- Short exercise: Identify each line below that contains the word "name", and copy it out.

..............................

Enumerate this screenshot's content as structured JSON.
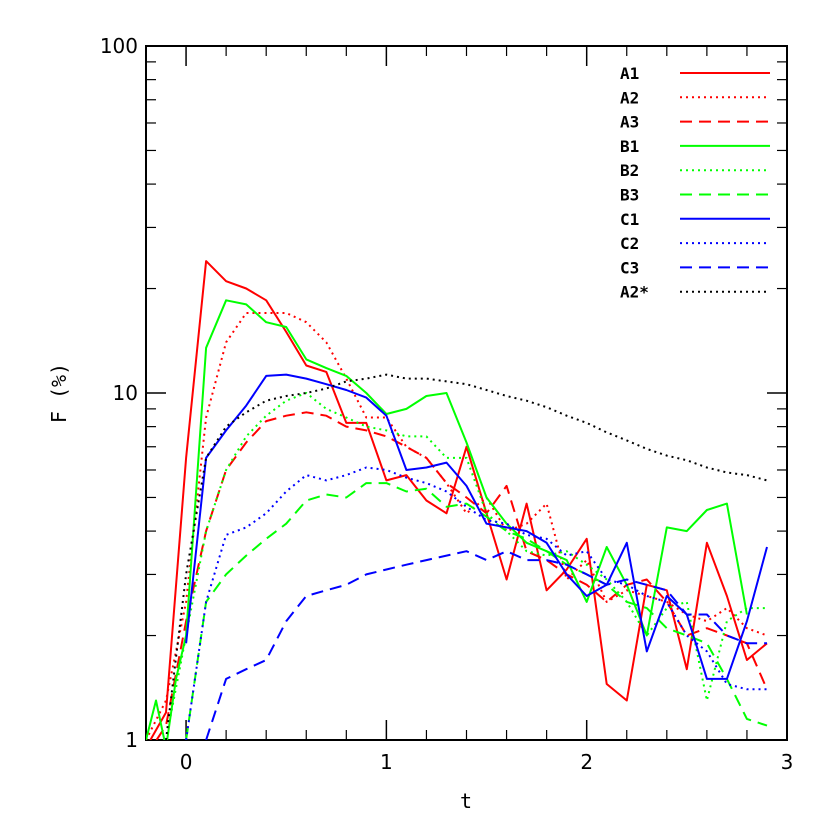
{
  "chart_data": {
    "type": "line",
    "xlabel": "t",
    "ylabel": "F (%)",
    "xlim": [
      -0.2,
      3.0
    ],
    "ylim": [
      1,
      100
    ],
    "yscale": "log",
    "x_ticks": [
      "0",
      "1",
      "2",
      "3"
    ],
    "y_ticks": [
      "1",
      "10",
      "100"
    ],
    "legend_position": "top-right",
    "series": [
      {
        "name": "A1",
        "color": "#ff0000",
        "dash": "solid",
        "x": [
          -0.2,
          -0.1,
          0.0,
          0.1,
          0.2,
          0.3,
          0.4,
          0.5,
          0.6,
          0.7,
          0.8,
          0.9,
          1.0,
          1.1,
          1.2,
          1.3,
          1.4,
          1.5,
          1.6,
          1.7,
          1.8,
          1.9,
          2.0,
          2.1,
          2.2,
          2.3,
          2.4,
          2.5,
          2.6,
          2.7,
          2.8,
          2.9
        ],
        "y": [
          0.95,
          1.2,
          6.5,
          24,
          21,
          20,
          18.5,
          15,
          12,
          11.5,
          8.2,
          8.2,
          5.6,
          5.8,
          4.9,
          4.5,
          7.0,
          4.5,
          2.9,
          4.8,
          2.7,
          3.1,
          3.8,
          1.45,
          1.3,
          2.8,
          2.7,
          1.6,
          3.7,
          2.6,
          1.7,
          1.9
        ]
      },
      {
        "name": "A2",
        "color": "#ff0000",
        "dash": "dotted",
        "x": [
          -0.2,
          -0.1,
          0.0,
          0.1,
          0.2,
          0.3,
          0.4,
          0.5,
          0.6,
          0.7,
          0.8,
          0.9,
          1.0,
          1.1,
          1.2,
          1.3,
          1.4,
          1.5,
          1.6,
          1.7,
          1.8,
          1.9,
          2.0,
          2.1,
          2.2,
          2.3,
          2.4,
          2.5,
          2.6,
          2.7,
          2.8,
          2.9
        ],
        "y": [
          1.0,
          1.3,
          2.5,
          8.5,
          14,
          17,
          17,
          17,
          16,
          14,
          11,
          8.5,
          8.5,
          7.0,
          6.5,
          5.5,
          4.5,
          5.0,
          4.0,
          4.2,
          4.8,
          2.9,
          3.3,
          2.5,
          2.7,
          2.6,
          2.5,
          2.3,
          2.2,
          2.4,
          2.1,
          2.0
        ]
      },
      {
        "name": "A3",
        "color": "#ff0000",
        "dash": "dashed",
        "x": [
          -0.2,
          -0.1,
          0.0,
          0.1,
          0.2,
          0.3,
          0.4,
          0.5,
          0.6,
          0.7,
          0.8,
          0.9,
          1.0,
          1.1,
          1.2,
          1.3,
          1.4,
          1.5,
          1.6,
          1.7,
          1.8,
          1.9,
          2.0,
          2.1,
          2.2,
          2.3,
          2.4,
          2.5,
          2.6,
          2.7,
          2.8,
          2.9
        ],
        "y": [
          0.9,
          1.1,
          2.2,
          4.0,
          6.0,
          7.2,
          8.3,
          8.6,
          8.8,
          8.6,
          8.0,
          7.8,
          7.5,
          7.0,
          6.5,
          5.5,
          5.0,
          4.5,
          5.4,
          3.5,
          3.3,
          3.0,
          2.8,
          2.5,
          2.8,
          2.9,
          2.5,
          2.0,
          2.1,
          2.0,
          1.9,
          1.4
        ]
      },
      {
        "name": "B1",
        "color": "#00ff00",
        "dash": "solid",
        "x": [
          -0.2,
          -0.15,
          -0.1,
          -0.05,
          0.0,
          0.1,
          0.2,
          0.3,
          0.4,
          0.5,
          0.6,
          0.7,
          0.8,
          0.9,
          1.0,
          1.1,
          1.2,
          1.3,
          1.4,
          1.5,
          1.6,
          1.7,
          1.8,
          1.9,
          2.0,
          2.1,
          2.2,
          2.3,
          2.4,
          2.5,
          2.6,
          2.7,
          2.8
        ],
        "y": [
          1.0,
          1.3,
          0.95,
          1.5,
          2.0,
          13.5,
          18.5,
          18,
          16,
          15.5,
          12.5,
          11.8,
          11.2,
          10.0,
          8.7,
          9.0,
          9.8,
          10.0,
          7.2,
          5.0,
          4.2,
          3.7,
          3.5,
          3.3,
          2.5,
          3.6,
          2.8,
          2.0,
          4.1,
          4.0,
          4.6,
          4.8,
          2.3
        ]
      },
      {
        "name": "B2",
        "color": "#00ff00",
        "dash": "dotted",
        "x": [
          -0.1,
          0.0,
          0.1,
          0.2,
          0.3,
          0.4,
          0.5,
          0.6,
          0.7,
          0.8,
          0.9,
          1.0,
          1.1,
          1.2,
          1.3,
          1.4,
          1.5,
          1.6,
          1.7,
          1.8,
          1.9,
          2.0,
          2.1,
          2.2,
          2.3,
          2.4,
          2.5,
          2.6,
          2.7,
          2.8,
          2.9
        ],
        "y": [
          1.0,
          2.0,
          4.0,
          6.0,
          7.5,
          8.6,
          9.5,
          10.0,
          9.0,
          8.5,
          8.0,
          7.8,
          7.5,
          7.5,
          6.5,
          6.5,
          4.5,
          4.0,
          3.5,
          3.4,
          3.5,
          3.2,
          2.9,
          2.5,
          2.0,
          2.4,
          2.5,
          1.3,
          2.2,
          2.4,
          2.4
        ]
      },
      {
        "name": "B3",
        "color": "#00ff00",
        "dash": "dashed",
        "x": [
          0.0,
          0.1,
          0.2,
          0.3,
          0.4,
          0.5,
          0.6,
          0.7,
          0.8,
          0.9,
          1.0,
          1.1,
          1.2,
          1.3,
          1.4,
          1.5,
          1.6,
          1.7,
          1.8,
          1.9,
          2.0,
          2.1,
          2.2,
          2.3,
          2.4,
          2.5,
          2.6,
          2.7,
          2.8,
          2.9
        ],
        "y": [
          1.0,
          2.5,
          3.0,
          3.4,
          3.8,
          4.2,
          4.9,
          5.1,
          5.0,
          5.5,
          5.5,
          5.2,
          5.3,
          4.7,
          4.8,
          4.4,
          4.0,
          3.8,
          3.5,
          3.2,
          3.0,
          2.8,
          2.5,
          2.4,
          2.1,
          2.0,
          1.9,
          1.5,
          1.15,
          1.1
        ]
      },
      {
        "name": "C1",
        "color": "#0000ff",
        "dash": "solid",
        "x": [
          0.0,
          0.1,
          0.2,
          0.3,
          0.4,
          0.5,
          0.6,
          0.7,
          0.8,
          0.9,
          1.0,
          1.1,
          1.2,
          1.3,
          1.4,
          1.5,
          1.6,
          1.7,
          1.8,
          1.9,
          2.0,
          2.1,
          2.2,
          2.3,
          2.4,
          2.5,
          2.6,
          2.7,
          2.8,
          2.9
        ],
        "y": [
          1.9,
          6.5,
          7.8,
          9.2,
          11.2,
          11.3,
          11.0,
          10.6,
          10.2,
          9.7,
          8.6,
          6.0,
          6.1,
          6.3,
          5.4,
          4.2,
          4.1,
          4.0,
          3.7,
          3.0,
          2.6,
          2.8,
          3.7,
          1.8,
          2.6,
          2.3,
          1.5,
          1.5,
          2.2,
          3.6
        ]
      },
      {
        "name": "C2",
        "color": "#0000ff",
        "dash": "dotted",
        "x": [
          0.0,
          0.1,
          0.2,
          0.3,
          0.4,
          0.5,
          0.6,
          0.7,
          0.8,
          0.9,
          1.0,
          1.1,
          1.2,
          1.3,
          1.4,
          1.5,
          1.6,
          1.7,
          1.8,
          1.9,
          2.0,
          2.1,
          2.2,
          2.3,
          2.4,
          2.5,
          2.6,
          2.7,
          2.8,
          2.9
        ],
        "y": [
          1.0,
          2.5,
          3.9,
          4.1,
          4.5,
          5.2,
          5.8,
          5.6,
          5.8,
          6.1,
          6.0,
          5.7,
          5.5,
          5.2,
          4.7,
          4.3,
          4.2,
          3.9,
          3.8,
          3.4,
          3.5,
          2.9,
          2.8,
          2.6,
          2.5,
          2.0,
          1.8,
          1.45,
          1.4,
          1.4
        ]
      },
      {
        "name": "C3",
        "color": "#0000ff",
        "dash": "dashed",
        "x": [
          0.1,
          0.2,
          0.3,
          0.4,
          0.5,
          0.6,
          0.7,
          0.8,
          0.9,
          1.0,
          1.1,
          1.2,
          1.3,
          1.4,
          1.5,
          1.6,
          1.7,
          1.8,
          1.9,
          2.0,
          2.1,
          2.2,
          2.3,
          2.4,
          2.5,
          2.6,
          2.7,
          2.8,
          2.9
        ],
        "y": [
          1.0,
          1.5,
          1.6,
          1.7,
          2.2,
          2.6,
          2.7,
          2.8,
          3.0,
          3.1,
          3.2,
          3.3,
          3.4,
          3.5,
          3.3,
          3.5,
          3.3,
          3.3,
          3.2,
          3.0,
          2.8,
          2.9,
          2.8,
          2.7,
          2.3,
          2.3,
          2.0,
          1.9,
          1.9
        ]
      },
      {
        "name": "A2*",
        "color": "#000000",
        "dash": "dotted",
        "x": [
          -0.1,
          0.0,
          0.1,
          0.2,
          0.3,
          0.4,
          0.5,
          0.6,
          0.7,
          0.8,
          0.9,
          1.0,
          1.1,
          1.2,
          1.3,
          1.4,
          1.5,
          1.6,
          1.7,
          1.8,
          1.9,
          2.0,
          2.1,
          2.2,
          2.3,
          2.4,
          2.5,
          2.6,
          2.7,
          2.8,
          2.9
        ],
        "y": [
          1.0,
          3.0,
          6.5,
          8.0,
          8.8,
          9.5,
          9.8,
          10.0,
          10.3,
          10.8,
          11.0,
          11.3,
          11.0,
          11.0,
          10.8,
          10.6,
          10.2,
          9.8,
          9.5,
          9.1,
          8.6,
          8.2,
          7.7,
          7.3,
          6.9,
          6.6,
          6.4,
          6.1,
          5.9,
          5.8,
          5.6
        ]
      }
    ]
  }
}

..............................

- Problem solution:
        "name": "A1",
        "name": "A2",
        "name": "A3",
        "name": "B1",
        "name": "B2",
        "name": "B3",
        "name": "C1",
        "name": "C2",
        "name": "C3",
        "name": "A2*",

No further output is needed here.